**PROMPT**
Write out every entry, unchanged. Skip any picture.

[start INPUT]

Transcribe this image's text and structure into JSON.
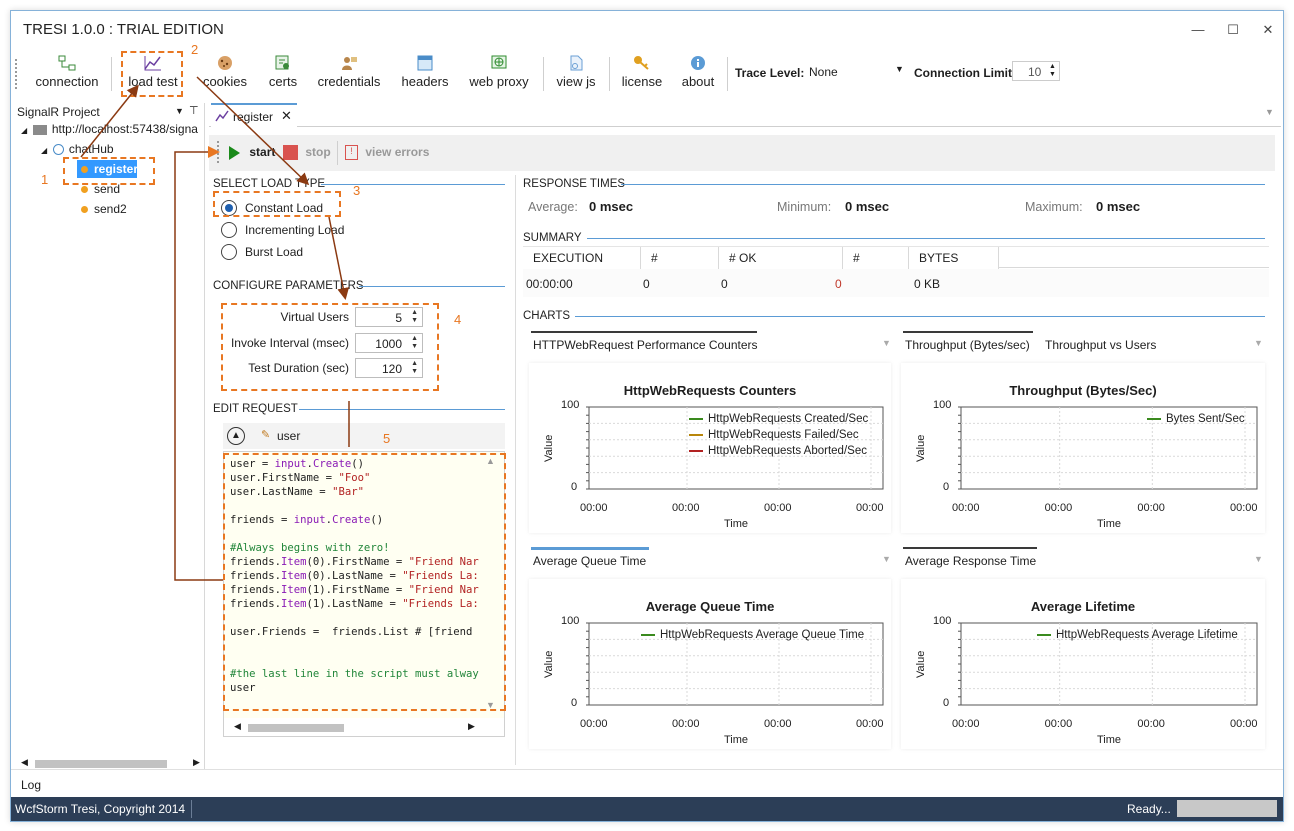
{
  "window": {
    "title": "TRESI 1.0.0 : TRIAL EDITION"
  },
  "toolbar": {
    "buttons": [
      {
        "label": "connection",
        "icon": "connection-icon"
      },
      {
        "label": "load test",
        "icon": "chart-icon"
      },
      {
        "label": "cookies",
        "icon": "cookie-icon"
      },
      {
        "label": "certs",
        "icon": "certificate-icon"
      },
      {
        "label": "credentials",
        "icon": "credentials-icon"
      },
      {
        "label": "headers",
        "icon": "headers-icon"
      },
      {
        "label": "web proxy",
        "icon": "globe-icon"
      },
      {
        "label": "view js",
        "icon": "js-file-icon"
      },
      {
        "label": "license",
        "icon": "key-icon"
      },
      {
        "label": "about",
        "icon": "info-icon"
      }
    ],
    "trace_level_label": "Trace Level:",
    "trace_level_value": "None",
    "connection_limit_label": "Connection Limit",
    "connection_limit_value": "10"
  },
  "project": {
    "header": "SignalR Project",
    "root": "http://localhost:57438/signa",
    "hub": "chatHub",
    "methods": [
      "register",
      "send",
      "send2"
    ]
  },
  "tab": {
    "label": "register"
  },
  "run_toolbar": {
    "start": "start",
    "stop": "stop",
    "view_errors": "view errors"
  },
  "load_type": {
    "title": "SELECT LOAD TYPE",
    "options": [
      "Constant Load",
      "Incrementing Load",
      "Burst Load"
    ],
    "selected": "Constant Load"
  },
  "params": {
    "title": "CONFIGURE PARAMETERS",
    "virtual_users_label": "Virtual Users",
    "virtual_users": "5",
    "invoke_interval_label": "Invoke Interval (msec)",
    "invoke_interval": "1000",
    "test_duration_label": "Test Duration (sec)",
    "test_duration": "120"
  },
  "edit_request": {
    "title": "EDIT REQUEST",
    "param_name": "user",
    "code_lines": [
      "user = input.Create()",
      "user.FirstName = \"Foo\"",
      "user.LastName = \"Bar\"",
      "",
      "friends = input.Create()",
      "",
      "#Always begins with zero!",
      "friends.Item(0).FirstName = \"Friend Nar",
      "friends.Item(0).LastName = \"Friends La:",
      "friends.Item(1).FirstName = \"Friend Nar",
      "friends.Item(1).LastName = \"Friends La:",
      "",
      "user.Friends =  friends.List # [friend",
      "",
      "",
      "#the last line in the script must alway",
      "user"
    ]
  },
  "response_times": {
    "title": "RESPONSE TIMES",
    "average_label": "Average:",
    "average": "0 msec",
    "minimum_label": "Minimum:",
    "minimum": "0 msec",
    "maximum_label": "Maximum:",
    "maximum": "0 msec"
  },
  "summary": {
    "title": "SUMMARY",
    "columns": [
      "EXECUTION TIME",
      "# AGENTS",
      "# OK RESPONSES",
      "# ERRORS",
      "BYTES SENT"
    ],
    "row": [
      "00:00:00",
      "0",
      "0",
      "0",
      "0 KB"
    ]
  },
  "charts_title": "CHARTS",
  "chart_tabs": {
    "top_left": [
      "HTTPWebRequest Performance Counters"
    ],
    "top_right": [
      "Throughput (Bytes/sec)",
      "Throughput vs Users"
    ],
    "bottom_left": [
      "Average Queue Time"
    ],
    "bottom_right": [
      "Average Response Time"
    ]
  },
  "chart_data": [
    {
      "type": "line",
      "title": "HttpWebRequests Counters",
      "xlabel": "Time",
      "ylabel": "Value",
      "ylim": [
        0,
        100
      ],
      "x_ticks": [
        "00:00",
        "00:00",
        "00:00",
        "00:00"
      ],
      "y_ticks": [
        "0",
        "100"
      ],
      "series": [
        {
          "name": "HttpWebRequests Created/Sec",
          "color": "#3a8a1e",
          "values": []
        },
        {
          "name": "HttpWebRequests Failed/Sec",
          "color": "#b8860b",
          "values": []
        },
        {
          "name": "HttpWebRequests Aborted/Sec",
          "color": "#b22222",
          "values": []
        }
      ]
    },
    {
      "type": "line",
      "title": "Throughput (Bytes/Sec)",
      "xlabel": "Time",
      "ylabel": "Value",
      "ylim": [
        0,
        100
      ],
      "x_ticks": [
        "00:00",
        "00:00",
        "00:00",
        "00:00"
      ],
      "y_ticks": [
        "0",
        "100"
      ],
      "series": [
        {
          "name": "Bytes Sent/Sec",
          "color": "#3a8a1e",
          "values": []
        }
      ]
    },
    {
      "type": "line",
      "title": "Average Queue Time",
      "xlabel": "Time",
      "ylabel": "Value",
      "ylim": [
        0,
        100
      ],
      "x_ticks": [
        "00:00",
        "00:00",
        "00:00",
        "00:00"
      ],
      "y_ticks": [
        "0",
        "100"
      ],
      "series": [
        {
          "name": "HttpWebRequests Average Queue Time",
          "color": "#3a8a1e",
          "values": []
        }
      ]
    },
    {
      "type": "line",
      "title": "Average Lifetime",
      "xlabel": "Time",
      "ylabel": "Value",
      "ylim": [
        0,
        100
      ],
      "x_ticks": [
        "00:00",
        "00:00",
        "00:00",
        "00:00"
      ],
      "y_ticks": [
        "0",
        "100"
      ],
      "series": [
        {
          "name": "HttpWebRequests Average Lifetime",
          "color": "#3a8a1e",
          "values": []
        }
      ]
    }
  ],
  "annotations": [
    "1",
    "2",
    "3",
    "4",
    "5"
  ],
  "log": {
    "label": "Log"
  },
  "status": {
    "copyright": "WcfStorm Tresi, Copyright 2014",
    "state": "Ready..."
  },
  "colors": {
    "accent": "#e87722",
    "selection": "#3399ff",
    "statusbar": "#2c3e57",
    "section_line": "#5b9bd5"
  }
}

[end INPUT]

**TASK OUTPUT**
Transcribe this image's text and structure into JSON.
{
  "window": {
    "title": "TRESI 1.0.0 : TRIAL EDITION"
  },
  "toolbar": {
    "buttons": [
      {
        "label": "connection",
        "icon": "connection-icon"
      },
      {
        "label": "load test",
        "icon": "chart-icon"
      },
      {
        "label": "cookies",
        "icon": "cookie-icon"
      },
      {
        "label": "certs",
        "icon": "certificate-icon"
      },
      {
        "label": "credentials",
        "icon": "credentials-icon"
      },
      {
        "label": "headers",
        "icon": "headers-icon"
      },
      {
        "label": "web proxy",
        "icon": "globe-icon"
      },
      {
        "label": "view js",
        "icon": "js-file-icon"
      },
      {
        "label": "license",
        "icon": "key-icon"
      },
      {
        "label": "about",
        "icon": "info-icon"
      }
    ],
    "trace_level_label": "Trace Level:",
    "trace_level_value": "None",
    "connection_limit_label": "Connection Limit",
    "connection_limit_value": "10"
  },
  "project": {
    "header": "SignalR Project",
    "root": "http://localhost:57438/signa",
    "hub": "chatHub",
    "methods": [
      "register",
      "send",
      "send2"
    ]
  },
  "tab": {
    "label": "register"
  },
  "run_toolbar": {
    "start": "start",
    "stop": "stop",
    "view_errors": "view errors"
  },
  "load_type": {
    "title": "SELECT LOAD TYPE",
    "options": [
      "Constant Load",
      "Incrementing Load",
      "Burst Load"
    ],
    "selected": "Constant Load"
  },
  "params": {
    "title": "CONFIGURE PARAMETERS",
    "virtual_users_label": "Virtual Users",
    "virtual_users": "5",
    "invoke_interval_label": "Invoke Interval (msec)",
    "invoke_interval": "1000",
    "test_duration_label": "Test Duration (sec)",
    "test_duration": "120"
  },
  "edit_request": {
    "title": "EDIT REQUEST",
    "param_name": "user",
    "code_lines": [
      "user = input.Create()",
      "user.FirstName = \"Foo\"",
      "user.LastName = \"Bar\"",
      "",
      "friends = input.Create()",
      "",
      "#Always begins with zero!",
      "friends.Item(0).FirstName = \"Friend Nar",
      "friends.Item(0).LastName = \"Friends La:",
      "friends.Item(1).FirstName = \"Friend Nar",
      "friends.Item(1).LastName = \"Friends La:",
      "",
      "user.Friends =  friends.List # [friend",
      "",
      "",
      "#the last line in the script must alway",
      "user"
    ]
  },
  "response_times": {
    "title": "RESPONSE TIMES",
    "average_label": "Average:",
    "average": "0 msec",
    "minimum_label": "Minimum:",
    "minimum": "0 msec",
    "maximum_label": "Maximum:",
    "maximum": "0 msec"
  },
  "summary": {
    "title": "SUMMARY",
    "columns": [
      "EXECUTION TIME",
      "# AGENTS",
      "# OK RESPONSES",
      "# ERRORS",
      "BYTES SENT"
    ],
    "row": [
      "00:00:00",
      "0",
      "0",
      "0",
      "0 KB"
    ]
  },
  "charts_title": "CHARTS",
  "chart_tabs": {
    "top_left": [
      "HTTPWebRequest Performance Counters"
    ],
    "top_right": [
      "Throughput (Bytes/sec)",
      "Throughput vs Users"
    ],
    "bottom_left": [
      "Average Queue Time"
    ],
    "bottom_right": [
      "Average Response Time"
    ]
  },
  "chart_data": [
    {
      "type": "line",
      "title": "HttpWebRequests Counters",
      "xlabel": "Time",
      "ylabel": "Value",
      "ylim": [
        0,
        100
      ],
      "x_ticks": [
        "00:00",
        "00:00",
        "00:00",
        "00:00"
      ],
      "y_ticks": [
        "0",
        "100"
      ],
      "series": [
        {
          "name": "HttpWebRequests Created/Sec",
          "color": "#3a8a1e",
          "values": []
        },
        {
          "name": "HttpWebRequests Failed/Sec",
          "color": "#b8860b",
          "values": []
        },
        {
          "name": "HttpWebRequests Aborted/Sec",
          "color": "#b22222",
          "values": []
        }
      ]
    },
    {
      "type": "line",
      "title": "Throughput (Bytes/Sec)",
      "xlabel": "Time",
      "ylabel": "Value",
      "ylim": [
        0,
        100
      ],
      "x_ticks": [
        "00:00",
        "00:00",
        "00:00",
        "00:00"
      ],
      "y_ticks": [
        "0",
        "100"
      ],
      "series": [
        {
          "name": "Bytes Sent/Sec",
          "color": "#3a8a1e",
          "values": []
        }
      ]
    },
    {
      "type": "line",
      "title": "Average Queue Time",
      "xlabel": "Time",
      "ylabel": "Value",
      "ylim": [
        0,
        100
      ],
      "x_ticks": [
        "00:00",
        "00:00",
        "00:00",
        "00:00"
      ],
      "y_ticks": [
        "0",
        "100"
      ],
      "series": [
        {
          "name": "HttpWebRequests Average Queue Time",
          "color": "#3a8a1e",
          "values": []
        }
      ]
    },
    {
      "type": "line",
      "title": "Average Lifetime",
      "xlabel": "Time",
      "ylabel": "Value",
      "ylim": [
        0,
        100
      ],
      "x_ticks": [
        "00:00",
        "00:00",
        "00:00",
        "00:00"
      ],
      "y_ticks": [
        "0",
        "100"
      ],
      "series": [
        {
          "name": "HttpWebRequests Average Lifetime",
          "color": "#3a8a1e",
          "values": []
        }
      ]
    }
  ],
  "annotations": [
    "1",
    "2",
    "3",
    "4",
    "5"
  ],
  "log": {
    "label": "Log"
  },
  "status": {
    "copyright": "WcfStorm Tresi, Copyright 2014",
    "state": "Ready..."
  },
  "colors": {
    "accent": "#e87722",
    "selection": "#3399ff",
    "statusbar": "#2c3e57",
    "section_line": "#5b9bd5"
  }
}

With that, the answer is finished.